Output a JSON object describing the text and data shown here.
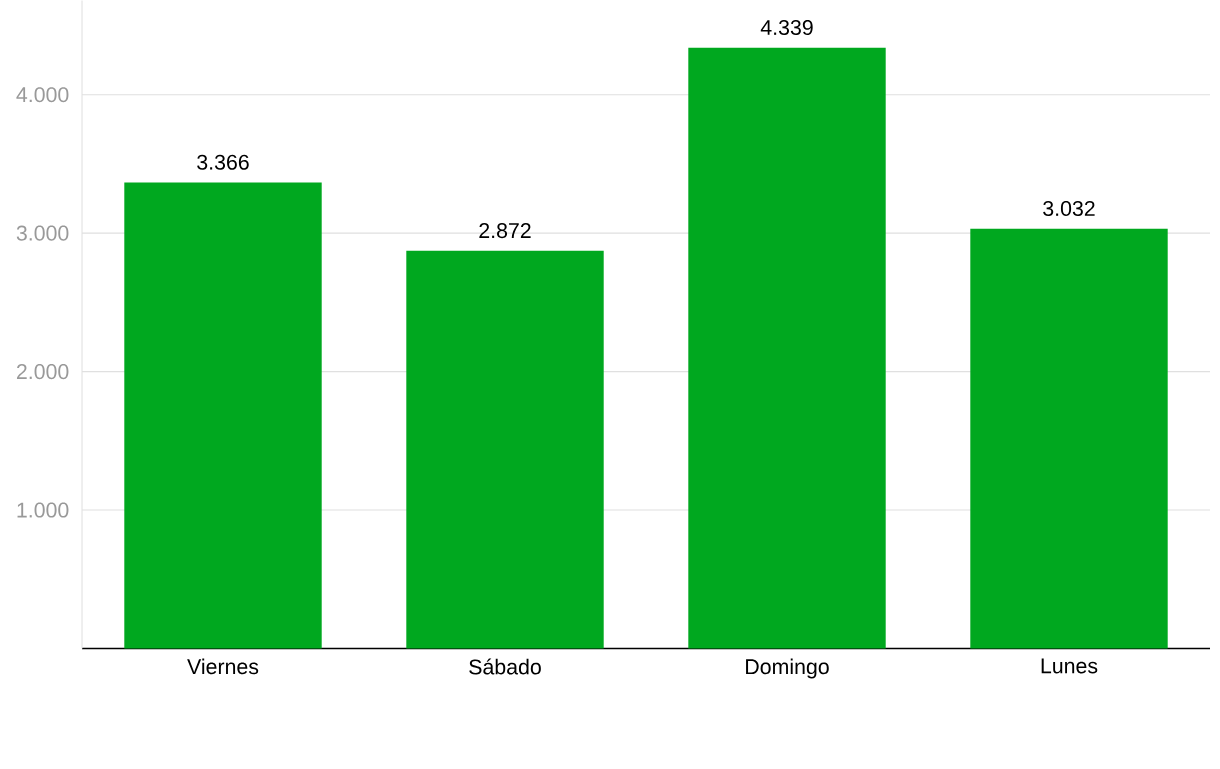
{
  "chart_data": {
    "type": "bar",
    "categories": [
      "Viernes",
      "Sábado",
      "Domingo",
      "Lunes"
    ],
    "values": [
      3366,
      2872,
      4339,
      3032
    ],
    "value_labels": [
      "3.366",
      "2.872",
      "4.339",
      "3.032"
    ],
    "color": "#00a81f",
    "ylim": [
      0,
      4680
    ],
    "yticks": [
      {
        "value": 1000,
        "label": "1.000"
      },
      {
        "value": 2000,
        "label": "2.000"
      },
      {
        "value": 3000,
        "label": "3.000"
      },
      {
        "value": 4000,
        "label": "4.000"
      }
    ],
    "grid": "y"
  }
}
==
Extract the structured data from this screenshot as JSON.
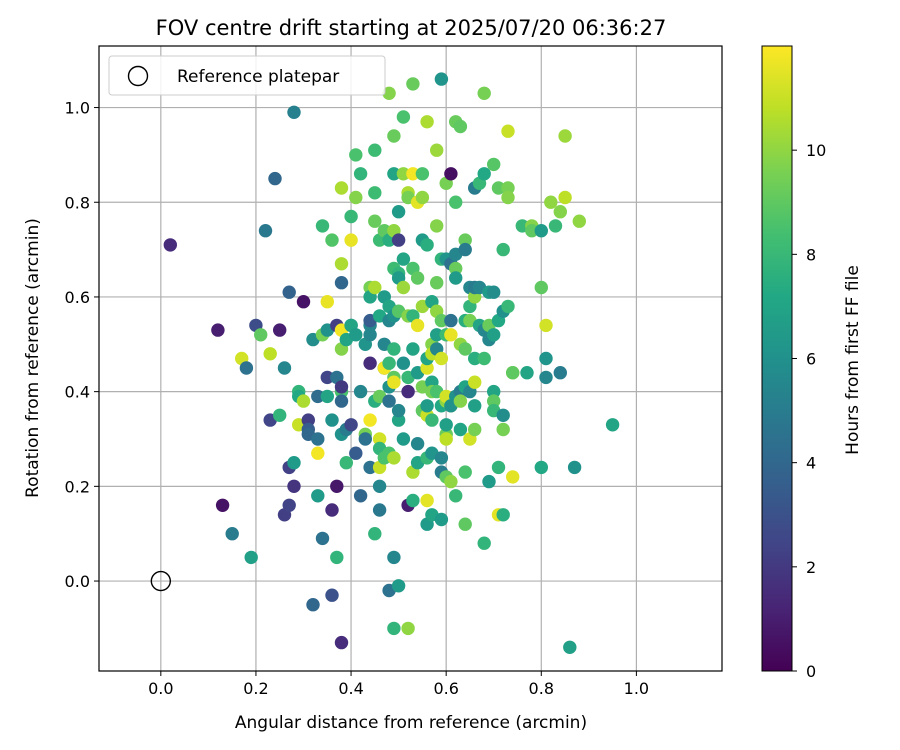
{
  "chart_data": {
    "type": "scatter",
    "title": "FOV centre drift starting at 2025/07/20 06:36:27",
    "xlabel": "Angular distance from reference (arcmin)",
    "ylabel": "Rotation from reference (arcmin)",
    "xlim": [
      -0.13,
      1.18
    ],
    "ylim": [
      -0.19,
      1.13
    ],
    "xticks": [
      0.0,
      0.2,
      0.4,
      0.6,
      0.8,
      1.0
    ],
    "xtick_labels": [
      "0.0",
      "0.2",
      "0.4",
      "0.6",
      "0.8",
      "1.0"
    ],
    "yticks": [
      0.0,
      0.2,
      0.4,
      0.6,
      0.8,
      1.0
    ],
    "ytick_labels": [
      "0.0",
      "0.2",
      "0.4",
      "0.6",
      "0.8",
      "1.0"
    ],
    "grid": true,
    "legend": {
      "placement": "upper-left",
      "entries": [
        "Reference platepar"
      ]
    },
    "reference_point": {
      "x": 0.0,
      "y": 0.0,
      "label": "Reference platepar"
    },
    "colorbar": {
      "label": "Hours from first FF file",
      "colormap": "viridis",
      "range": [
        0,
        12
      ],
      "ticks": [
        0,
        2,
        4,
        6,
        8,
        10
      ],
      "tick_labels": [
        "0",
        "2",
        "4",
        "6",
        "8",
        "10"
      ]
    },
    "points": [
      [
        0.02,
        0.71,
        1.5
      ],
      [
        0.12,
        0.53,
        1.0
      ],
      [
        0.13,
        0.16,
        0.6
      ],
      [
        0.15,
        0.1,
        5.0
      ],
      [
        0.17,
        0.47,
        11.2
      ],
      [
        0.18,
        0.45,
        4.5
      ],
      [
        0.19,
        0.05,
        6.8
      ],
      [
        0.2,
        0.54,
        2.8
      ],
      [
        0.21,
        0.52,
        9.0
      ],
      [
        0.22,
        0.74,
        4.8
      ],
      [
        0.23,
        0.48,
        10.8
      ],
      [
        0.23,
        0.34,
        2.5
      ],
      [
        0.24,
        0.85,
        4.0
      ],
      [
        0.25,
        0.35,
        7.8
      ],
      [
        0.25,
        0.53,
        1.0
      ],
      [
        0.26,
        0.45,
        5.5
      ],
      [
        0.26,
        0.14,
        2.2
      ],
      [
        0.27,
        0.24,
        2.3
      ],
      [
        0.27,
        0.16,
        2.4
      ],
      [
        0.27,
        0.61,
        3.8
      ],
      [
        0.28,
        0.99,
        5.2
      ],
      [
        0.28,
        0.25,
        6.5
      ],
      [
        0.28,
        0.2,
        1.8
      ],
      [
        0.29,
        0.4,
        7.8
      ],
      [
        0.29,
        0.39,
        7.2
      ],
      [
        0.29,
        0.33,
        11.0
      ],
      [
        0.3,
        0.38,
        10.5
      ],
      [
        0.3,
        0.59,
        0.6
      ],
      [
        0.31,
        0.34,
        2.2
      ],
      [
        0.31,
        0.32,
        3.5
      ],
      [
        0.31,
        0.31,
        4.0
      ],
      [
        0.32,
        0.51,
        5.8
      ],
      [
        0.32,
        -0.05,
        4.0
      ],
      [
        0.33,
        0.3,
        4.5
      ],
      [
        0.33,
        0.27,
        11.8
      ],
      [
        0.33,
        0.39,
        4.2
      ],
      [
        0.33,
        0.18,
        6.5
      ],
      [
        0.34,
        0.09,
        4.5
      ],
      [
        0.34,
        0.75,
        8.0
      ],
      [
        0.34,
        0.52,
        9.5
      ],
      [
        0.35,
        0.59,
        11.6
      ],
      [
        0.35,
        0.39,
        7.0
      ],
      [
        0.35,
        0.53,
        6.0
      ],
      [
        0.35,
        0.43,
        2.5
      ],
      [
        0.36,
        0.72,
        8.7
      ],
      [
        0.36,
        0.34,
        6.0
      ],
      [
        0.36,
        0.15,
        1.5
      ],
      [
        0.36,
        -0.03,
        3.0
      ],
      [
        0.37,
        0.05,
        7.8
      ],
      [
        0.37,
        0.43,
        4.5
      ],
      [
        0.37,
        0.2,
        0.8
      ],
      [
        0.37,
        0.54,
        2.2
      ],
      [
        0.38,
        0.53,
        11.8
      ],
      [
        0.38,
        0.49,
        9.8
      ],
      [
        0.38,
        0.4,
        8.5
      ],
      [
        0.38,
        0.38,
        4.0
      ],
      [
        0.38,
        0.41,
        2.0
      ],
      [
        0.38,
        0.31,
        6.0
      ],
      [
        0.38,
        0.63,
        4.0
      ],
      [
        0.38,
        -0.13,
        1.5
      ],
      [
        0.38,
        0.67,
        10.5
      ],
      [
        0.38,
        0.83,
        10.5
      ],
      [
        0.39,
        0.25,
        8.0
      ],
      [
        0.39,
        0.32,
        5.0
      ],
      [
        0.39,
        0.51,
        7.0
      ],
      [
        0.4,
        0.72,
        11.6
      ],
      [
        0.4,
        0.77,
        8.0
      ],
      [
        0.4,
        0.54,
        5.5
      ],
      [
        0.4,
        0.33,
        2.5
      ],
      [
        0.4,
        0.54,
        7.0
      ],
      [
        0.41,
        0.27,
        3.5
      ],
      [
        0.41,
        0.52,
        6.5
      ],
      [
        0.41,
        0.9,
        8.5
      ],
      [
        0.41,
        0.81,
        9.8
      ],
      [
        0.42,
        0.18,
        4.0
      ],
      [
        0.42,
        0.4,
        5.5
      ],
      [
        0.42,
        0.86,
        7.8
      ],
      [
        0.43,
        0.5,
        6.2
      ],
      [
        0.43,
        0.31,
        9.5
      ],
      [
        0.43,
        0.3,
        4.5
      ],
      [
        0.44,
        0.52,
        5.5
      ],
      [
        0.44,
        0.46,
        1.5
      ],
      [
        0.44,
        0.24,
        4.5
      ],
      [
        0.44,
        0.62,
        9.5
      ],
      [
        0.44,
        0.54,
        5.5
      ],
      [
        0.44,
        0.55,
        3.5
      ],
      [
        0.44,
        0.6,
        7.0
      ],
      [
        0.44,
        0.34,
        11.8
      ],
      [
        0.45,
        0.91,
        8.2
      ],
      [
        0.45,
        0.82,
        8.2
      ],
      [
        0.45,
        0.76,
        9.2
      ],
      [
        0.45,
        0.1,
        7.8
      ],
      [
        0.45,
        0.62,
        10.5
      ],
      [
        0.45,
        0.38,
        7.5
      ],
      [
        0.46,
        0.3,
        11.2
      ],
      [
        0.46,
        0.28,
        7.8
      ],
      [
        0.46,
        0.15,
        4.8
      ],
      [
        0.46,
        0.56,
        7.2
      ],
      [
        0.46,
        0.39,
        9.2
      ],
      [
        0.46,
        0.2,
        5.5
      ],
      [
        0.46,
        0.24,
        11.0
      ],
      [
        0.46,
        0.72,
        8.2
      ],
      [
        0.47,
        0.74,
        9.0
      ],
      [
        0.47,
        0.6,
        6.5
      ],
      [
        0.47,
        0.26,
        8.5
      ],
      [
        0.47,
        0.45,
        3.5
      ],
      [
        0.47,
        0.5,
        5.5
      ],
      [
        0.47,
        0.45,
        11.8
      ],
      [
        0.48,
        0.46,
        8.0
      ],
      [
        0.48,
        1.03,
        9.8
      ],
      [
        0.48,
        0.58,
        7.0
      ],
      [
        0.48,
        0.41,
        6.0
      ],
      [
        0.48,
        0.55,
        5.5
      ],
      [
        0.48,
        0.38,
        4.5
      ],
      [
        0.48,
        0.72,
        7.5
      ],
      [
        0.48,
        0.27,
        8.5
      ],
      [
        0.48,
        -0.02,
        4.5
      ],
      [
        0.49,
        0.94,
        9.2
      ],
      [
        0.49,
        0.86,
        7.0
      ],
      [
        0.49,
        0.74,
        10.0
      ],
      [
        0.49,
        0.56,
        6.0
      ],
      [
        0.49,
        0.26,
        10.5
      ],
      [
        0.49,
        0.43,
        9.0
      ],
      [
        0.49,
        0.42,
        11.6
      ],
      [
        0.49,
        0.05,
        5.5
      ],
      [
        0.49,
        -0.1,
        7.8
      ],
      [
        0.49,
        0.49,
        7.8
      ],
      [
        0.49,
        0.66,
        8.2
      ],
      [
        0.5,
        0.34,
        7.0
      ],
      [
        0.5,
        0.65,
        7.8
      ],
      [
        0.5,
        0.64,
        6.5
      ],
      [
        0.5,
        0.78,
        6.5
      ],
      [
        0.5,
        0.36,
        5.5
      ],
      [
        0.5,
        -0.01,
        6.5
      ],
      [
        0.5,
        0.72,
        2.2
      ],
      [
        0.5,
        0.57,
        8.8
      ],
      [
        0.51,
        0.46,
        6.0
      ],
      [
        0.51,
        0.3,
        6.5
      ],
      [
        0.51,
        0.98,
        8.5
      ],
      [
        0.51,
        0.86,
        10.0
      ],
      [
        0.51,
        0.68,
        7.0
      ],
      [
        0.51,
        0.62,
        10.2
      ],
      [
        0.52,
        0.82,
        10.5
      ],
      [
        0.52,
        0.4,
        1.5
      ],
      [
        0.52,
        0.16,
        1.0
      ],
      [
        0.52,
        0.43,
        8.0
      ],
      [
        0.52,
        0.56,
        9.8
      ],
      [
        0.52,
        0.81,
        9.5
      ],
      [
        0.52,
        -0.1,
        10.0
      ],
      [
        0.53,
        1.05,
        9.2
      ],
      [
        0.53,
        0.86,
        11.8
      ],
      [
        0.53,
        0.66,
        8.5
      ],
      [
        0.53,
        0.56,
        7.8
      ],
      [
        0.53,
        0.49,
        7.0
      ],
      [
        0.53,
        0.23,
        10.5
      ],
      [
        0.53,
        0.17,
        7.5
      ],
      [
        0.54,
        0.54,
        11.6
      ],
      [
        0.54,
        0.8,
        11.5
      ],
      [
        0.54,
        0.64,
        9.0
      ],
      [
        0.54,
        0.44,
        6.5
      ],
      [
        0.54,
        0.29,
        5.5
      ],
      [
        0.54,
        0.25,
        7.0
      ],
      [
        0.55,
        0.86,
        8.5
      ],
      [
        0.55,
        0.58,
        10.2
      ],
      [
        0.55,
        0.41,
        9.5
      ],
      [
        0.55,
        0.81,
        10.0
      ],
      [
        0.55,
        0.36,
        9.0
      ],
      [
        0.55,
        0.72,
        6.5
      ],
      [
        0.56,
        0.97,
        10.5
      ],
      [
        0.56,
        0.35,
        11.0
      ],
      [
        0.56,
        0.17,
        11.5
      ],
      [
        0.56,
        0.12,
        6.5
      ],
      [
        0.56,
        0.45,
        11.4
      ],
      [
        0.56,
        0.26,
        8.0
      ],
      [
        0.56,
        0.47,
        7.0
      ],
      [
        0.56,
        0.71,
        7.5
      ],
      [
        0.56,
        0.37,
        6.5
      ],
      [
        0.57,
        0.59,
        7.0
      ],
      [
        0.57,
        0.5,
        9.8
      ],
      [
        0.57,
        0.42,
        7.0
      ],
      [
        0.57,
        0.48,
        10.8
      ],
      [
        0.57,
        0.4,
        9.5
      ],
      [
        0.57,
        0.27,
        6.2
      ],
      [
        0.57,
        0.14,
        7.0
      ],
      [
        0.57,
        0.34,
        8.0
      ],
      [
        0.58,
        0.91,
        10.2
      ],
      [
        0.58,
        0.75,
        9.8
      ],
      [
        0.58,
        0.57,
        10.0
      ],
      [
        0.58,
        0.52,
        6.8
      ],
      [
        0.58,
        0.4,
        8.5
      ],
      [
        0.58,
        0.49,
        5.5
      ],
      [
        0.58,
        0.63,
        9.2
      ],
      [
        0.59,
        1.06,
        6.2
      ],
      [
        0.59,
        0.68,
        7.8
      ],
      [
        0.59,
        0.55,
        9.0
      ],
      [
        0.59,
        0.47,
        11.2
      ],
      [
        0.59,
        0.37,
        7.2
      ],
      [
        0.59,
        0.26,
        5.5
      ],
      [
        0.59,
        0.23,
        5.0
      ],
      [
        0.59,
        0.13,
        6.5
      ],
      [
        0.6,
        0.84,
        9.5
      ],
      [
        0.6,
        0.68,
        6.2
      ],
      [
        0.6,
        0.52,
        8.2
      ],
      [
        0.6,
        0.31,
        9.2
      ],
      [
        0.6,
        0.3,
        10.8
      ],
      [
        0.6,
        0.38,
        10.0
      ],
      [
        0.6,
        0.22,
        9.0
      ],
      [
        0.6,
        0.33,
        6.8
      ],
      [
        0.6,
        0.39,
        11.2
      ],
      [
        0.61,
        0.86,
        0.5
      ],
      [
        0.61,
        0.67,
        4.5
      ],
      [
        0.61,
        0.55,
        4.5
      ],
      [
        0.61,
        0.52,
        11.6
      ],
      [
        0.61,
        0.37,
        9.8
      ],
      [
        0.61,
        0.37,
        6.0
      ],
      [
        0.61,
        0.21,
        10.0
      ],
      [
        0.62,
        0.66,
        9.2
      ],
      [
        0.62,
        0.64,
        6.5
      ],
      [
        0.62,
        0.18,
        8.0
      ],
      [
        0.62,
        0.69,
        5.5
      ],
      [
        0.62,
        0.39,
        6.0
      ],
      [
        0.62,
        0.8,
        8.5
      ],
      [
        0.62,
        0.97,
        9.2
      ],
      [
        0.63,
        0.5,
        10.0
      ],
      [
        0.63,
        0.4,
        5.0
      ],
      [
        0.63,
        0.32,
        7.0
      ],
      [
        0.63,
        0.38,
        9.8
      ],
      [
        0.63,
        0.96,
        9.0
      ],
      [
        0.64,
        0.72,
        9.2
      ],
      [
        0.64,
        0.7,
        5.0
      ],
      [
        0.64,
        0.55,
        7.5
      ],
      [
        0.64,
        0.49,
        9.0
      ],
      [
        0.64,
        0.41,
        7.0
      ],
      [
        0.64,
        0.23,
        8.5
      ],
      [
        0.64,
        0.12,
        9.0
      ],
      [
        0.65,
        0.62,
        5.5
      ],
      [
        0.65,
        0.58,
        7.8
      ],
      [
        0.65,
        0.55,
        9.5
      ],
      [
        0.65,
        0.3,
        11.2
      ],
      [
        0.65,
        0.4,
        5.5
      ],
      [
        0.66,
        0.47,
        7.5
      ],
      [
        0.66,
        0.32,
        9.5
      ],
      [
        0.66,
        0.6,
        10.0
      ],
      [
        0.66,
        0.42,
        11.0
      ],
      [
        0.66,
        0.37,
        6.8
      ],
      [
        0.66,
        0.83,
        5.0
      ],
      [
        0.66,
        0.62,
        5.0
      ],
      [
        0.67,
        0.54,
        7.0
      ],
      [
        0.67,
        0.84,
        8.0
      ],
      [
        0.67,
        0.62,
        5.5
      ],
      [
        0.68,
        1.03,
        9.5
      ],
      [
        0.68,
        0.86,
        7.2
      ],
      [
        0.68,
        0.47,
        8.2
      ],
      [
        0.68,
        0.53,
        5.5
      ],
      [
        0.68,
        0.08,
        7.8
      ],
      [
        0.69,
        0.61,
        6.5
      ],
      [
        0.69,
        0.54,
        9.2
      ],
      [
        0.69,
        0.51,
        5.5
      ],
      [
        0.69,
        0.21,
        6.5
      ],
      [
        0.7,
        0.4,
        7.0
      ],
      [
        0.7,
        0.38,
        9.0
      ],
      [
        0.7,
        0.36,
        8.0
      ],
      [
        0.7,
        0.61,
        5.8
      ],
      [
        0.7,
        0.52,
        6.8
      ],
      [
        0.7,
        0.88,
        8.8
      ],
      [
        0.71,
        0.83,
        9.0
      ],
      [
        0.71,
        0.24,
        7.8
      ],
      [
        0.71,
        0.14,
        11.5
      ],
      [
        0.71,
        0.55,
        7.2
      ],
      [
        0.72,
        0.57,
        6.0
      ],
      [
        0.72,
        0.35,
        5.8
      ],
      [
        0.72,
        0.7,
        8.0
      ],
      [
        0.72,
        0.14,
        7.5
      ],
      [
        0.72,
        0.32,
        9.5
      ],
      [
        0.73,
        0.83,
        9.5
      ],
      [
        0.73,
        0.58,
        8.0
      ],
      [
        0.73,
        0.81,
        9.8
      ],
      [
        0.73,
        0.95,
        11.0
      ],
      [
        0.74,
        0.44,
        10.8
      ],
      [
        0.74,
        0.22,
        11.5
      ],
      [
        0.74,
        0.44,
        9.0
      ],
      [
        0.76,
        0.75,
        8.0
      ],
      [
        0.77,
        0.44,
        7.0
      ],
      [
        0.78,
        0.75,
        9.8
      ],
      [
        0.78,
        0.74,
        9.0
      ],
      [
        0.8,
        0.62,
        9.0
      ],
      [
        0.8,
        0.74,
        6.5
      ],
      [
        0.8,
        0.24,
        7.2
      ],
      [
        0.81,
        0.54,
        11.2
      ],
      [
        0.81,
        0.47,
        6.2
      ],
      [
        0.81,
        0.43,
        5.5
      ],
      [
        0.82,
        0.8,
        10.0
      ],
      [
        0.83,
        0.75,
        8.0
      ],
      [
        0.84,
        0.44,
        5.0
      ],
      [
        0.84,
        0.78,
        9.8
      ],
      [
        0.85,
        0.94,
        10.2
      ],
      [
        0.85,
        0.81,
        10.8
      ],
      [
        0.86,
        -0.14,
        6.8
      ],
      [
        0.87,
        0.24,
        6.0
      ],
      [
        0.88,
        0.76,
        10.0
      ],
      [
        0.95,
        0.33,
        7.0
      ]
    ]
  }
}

■ **Given exercise**:
Extract lines where the string "from" occurs.

■ **Answer in full**:
Extract the structured data from this screenshot as JSON.
    "xlabel": "Angular distance from reference (arcmin)",
    "ylabel": "Rotation from reference (arcmin)",
      "label": "Hours from first FF file",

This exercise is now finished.